The meteoric rise of streaming services such as Spotify and Netflix may be having a chilling effect on illegal copyright infringement according to research commissioned by the UK’s Intellectual Property Office (IPO) which has revealed a fall in online infringement and a steep rise in consumer use of streaming.

Kantar Media’s Online Copyright Infringement Tracker, commissioned by the UK IPO, has shown that over half (52 per cent) of Internet users consuming content online now use streaming services. At the same time, downloading content is becoming comparatively less popular (39 per cent).

Respondents who stream cited convenience and cost as two of the main reasons for doing so. Spotify, the music streaming giant, has seen a 3 per cent rise in new UK users in just 12 months.

The rise of streaming has coincided with a small but significant drop in online copyright infringement. For the first time, those consuming content from exclusively legal sources has risen to 44 per cent, a 3 per cent increase since the end of 2015.

Despite this positive trend, online infringement continues to have a major impact on the creative industries, with music and film hit hardest.

Kantar estimates that over 78 million music tracks were accessed illegally online in the past three months with TV shows and films illegally accessed more than 50 million times in the same period. One in 20 Internet users are exclusively consuming illegal content.

◆ TASKS TO CARRY OUT
1. Answer these questions using the article on streaming and online copyright infringement:
(a) What percentage of Internet users consuming content online now use streaming services?
(b) By how much has Spotify's number of new UK users risen in 12 months?
(c) How many music tracks does Kantar estimate were accessed illegally online in the past three months?
2. Write the next part of the article on streaming and online copyright infringement, starting after its final sentence.

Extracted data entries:

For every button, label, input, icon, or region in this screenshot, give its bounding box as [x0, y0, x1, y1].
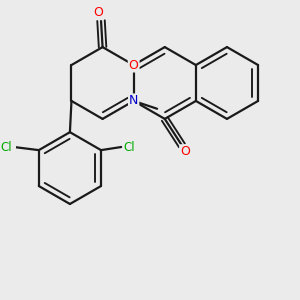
Text: Cl: Cl: [0, 140, 12, 154]
Text: O: O: [93, 6, 103, 19]
Text: O: O: [180, 145, 190, 158]
Text: Cl: Cl: [123, 140, 135, 154]
Text: N: N: [129, 94, 138, 107]
Text: O: O: [129, 58, 139, 71]
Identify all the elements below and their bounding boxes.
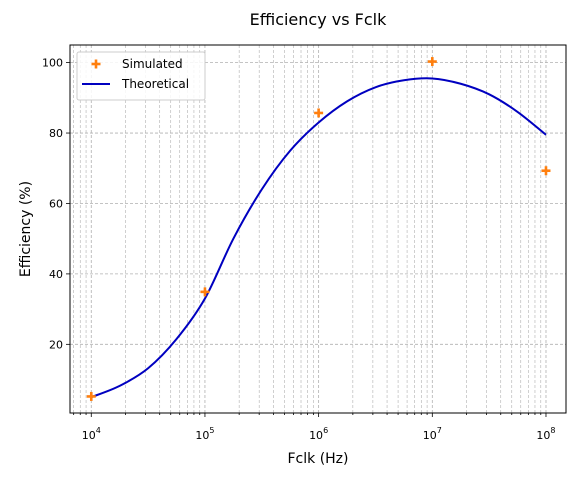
x-tick-label: 104 [82, 426, 101, 442]
x-tick-label: 107 [423, 426, 442, 442]
chart-title: Efficiency vs Fclk [250, 10, 387, 29]
grid-lines [70, 45, 566, 413]
y-tick-label: 80 [49, 127, 63, 140]
plot-frame [69, 44, 567, 414]
simulated-point [427, 57, 437, 67]
simulated-point [86, 391, 96, 401]
y-tick-label: 60 [49, 197, 63, 210]
x-tick-label: 106 [309, 426, 328, 442]
legend-marker-simulated [91, 59, 101, 69]
y-tick-label: 20 [49, 338, 63, 351]
axes-layer: 104 105 106 107 108 20 40 60 80 100 [42, 57, 556, 442]
legend-label-theoretical: Theoretical [121, 77, 189, 91]
y-tick-label: 40 [49, 268, 63, 281]
simulated-point [314, 108, 324, 118]
legend-plus-marker [91, 59, 101, 69]
series-layer [86, 57, 551, 401]
simulated-point [541, 166, 551, 176]
simulated-point [200, 287, 210, 297]
legend-box [76, 51, 206, 101]
x-tick-label: 108 [536, 426, 555, 442]
y-axis-title: Efficiency (%) [18, 181, 34, 277]
legend: Simulated Theoretical [76, 51, 206, 101]
theoretical-line [90, 77, 547, 399]
y-tick-label: 100 [42, 57, 63, 70]
x-axis-title: Fclk (Hz) [288, 451, 349, 467]
legend-label-simulated: Simulated [122, 57, 183, 71]
x-tick-label: 105 [195, 426, 214, 442]
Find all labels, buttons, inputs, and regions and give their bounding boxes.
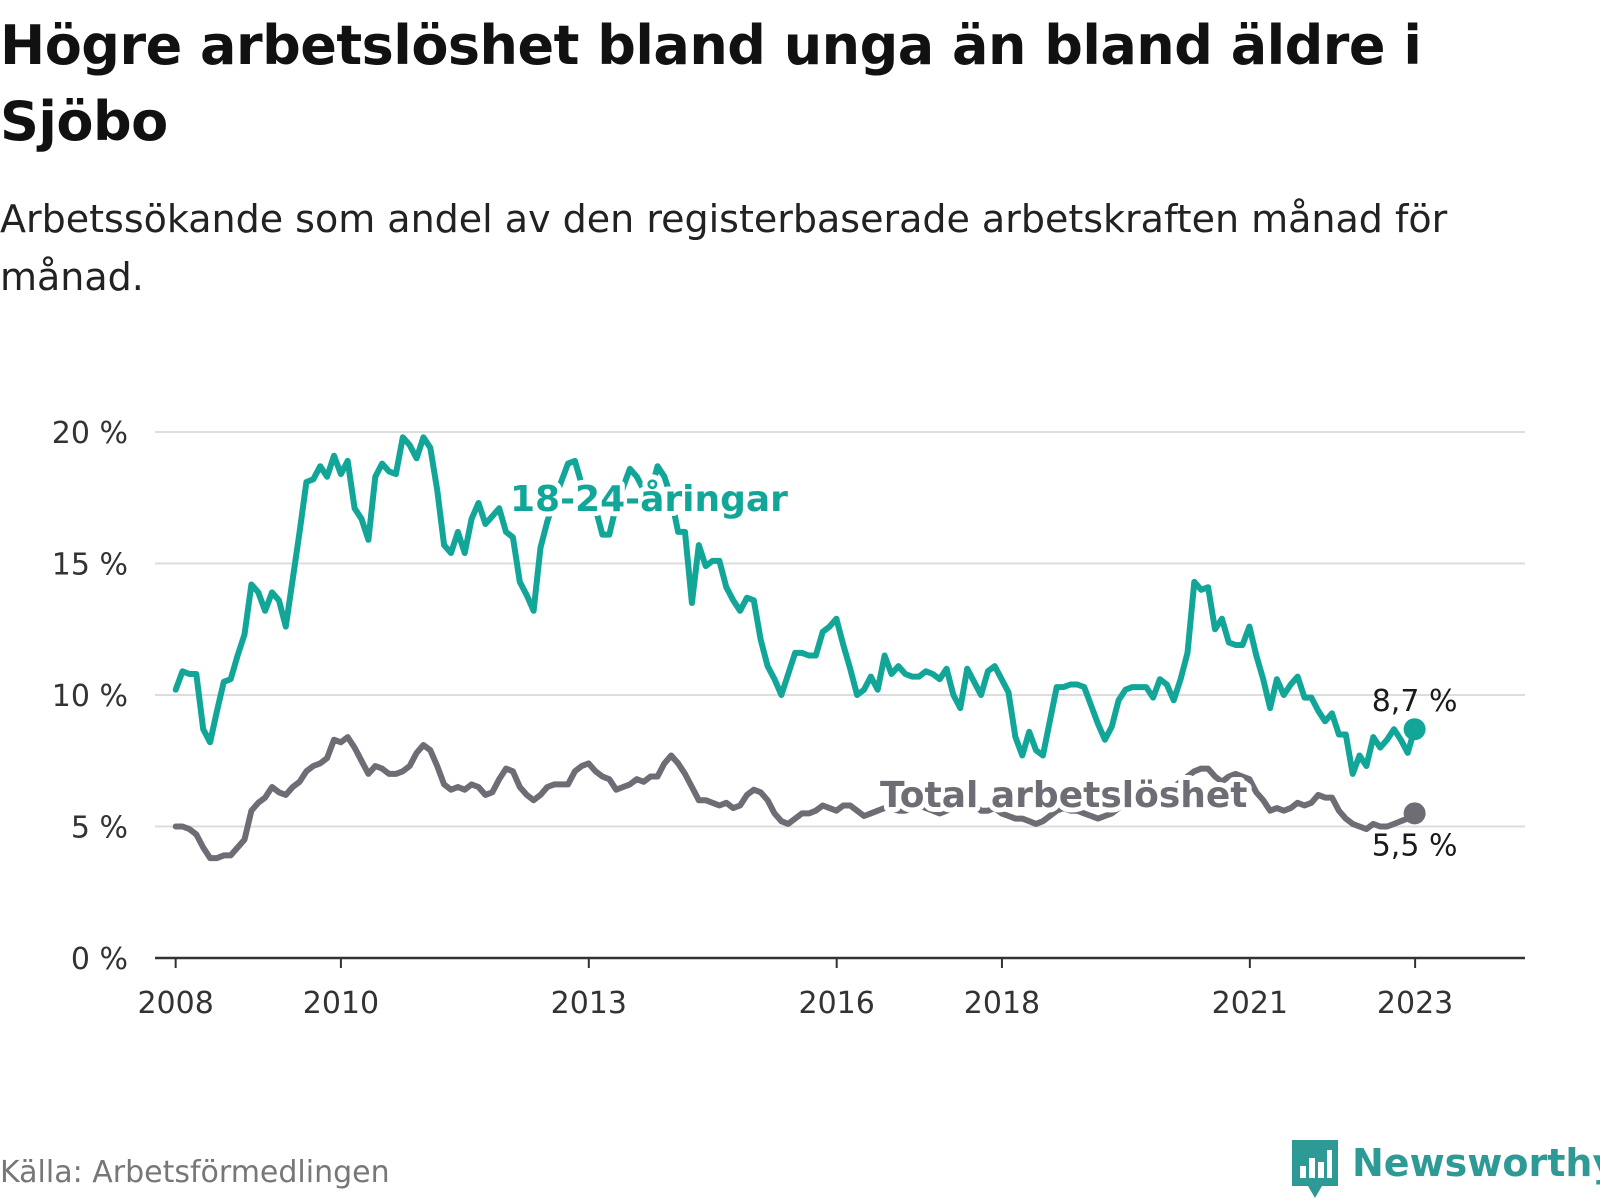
x-tick-label: 2016 (799, 986, 875, 1021)
series-label-youth: 18-24-åringar (510, 479, 788, 520)
end-value-label-youth: 8,7 % (1372, 684, 1458, 719)
y-tick-label: 0 % (71, 942, 128, 977)
chart-title: Högre arbetslöshet bland unga än bland ä… (0, 14, 1422, 153)
x-tick-label: 2018 (964, 986, 1040, 1021)
x-tick-label: 2021 (1212, 986, 1288, 1021)
series-label-total: Total arbetslöshet (880, 775, 1248, 816)
y-tick-label: 15 % (52, 548, 128, 583)
y-tick-label: 5 % (71, 811, 128, 846)
x-axis: 2008 2010 2013 2016 2018 2021 2023 (137, 956, 1525, 1021)
y-axis: 0 % 5 % 10 % 15 % 20 % (52, 416, 128, 977)
end-value-label-total: 5,5 % (1372, 828, 1458, 863)
x-tick-label: 2013 (551, 986, 627, 1021)
series-labels: 18-24-åringar Total arbetslöshet 8,7 % 5,5 … (505, 474, 1458, 863)
brand-name: Newsworthy (1352, 1141, 1600, 1185)
x-tick-label: 2023 (1377, 986, 1453, 1021)
y-tick-label: 20 % (52, 416, 128, 451)
series-line-total (172, 734, 1418, 862)
y-tick-label: 10 % (52, 679, 128, 714)
grid-lines (155, 431, 1525, 828)
end-marker-youth (1403, 718, 1426, 741)
x-tick-label: 2010 (303, 986, 379, 1021)
source-note: Källa: Arbetsförmedlingen (0, 1155, 390, 1190)
series-lines (172, 434, 1426, 862)
newsworthy-logo-icon (1292, 1140, 1338, 1198)
x-tick-label: 2008 (137, 986, 213, 1021)
series-line-youth (172, 434, 1418, 777)
end-marker-total (1403, 802, 1426, 825)
chart-subtitle: Arbetssökande som andel av den registerb… (0, 197, 1448, 299)
brand-logo[interactable]: Newsworthy (1292, 1140, 1600, 1200)
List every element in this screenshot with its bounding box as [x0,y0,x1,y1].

◆ THE RESPONSES
1.
(a) 52 per cent
(b) 3 per cent
(c) Over 78 million

2.
“Online copyright infringement has been a running sore for the UK’s creative industries for far too long,” declared Baroness Neville-Rolfe, Minister for Intellectual Property. “I am extremely pleased to see that there has been a decline in infringement and that consumers appear to be turning towards legitimate streaming en masse.”

“There is, however, more to do. This government is committed to fighting against IP theft in all its forms and supporting the hard work of our creative industries. I am pleased that we are joining forces internationally to improve our knowledge of online infringement.”

Eddy Leviten, Director General of the Alliance for Intellectual Property, said it was encouraging to see that more UK consumers were choosing legitimate content sources, thereby supporting creators and creative businesses. “However, illegal content is still finding an outlet in UK homes and that’s why we need better collaboration to drive down availability and access to pirate websites. Government has a crucial role to play if the UK’s creative industries are to continue to grow.”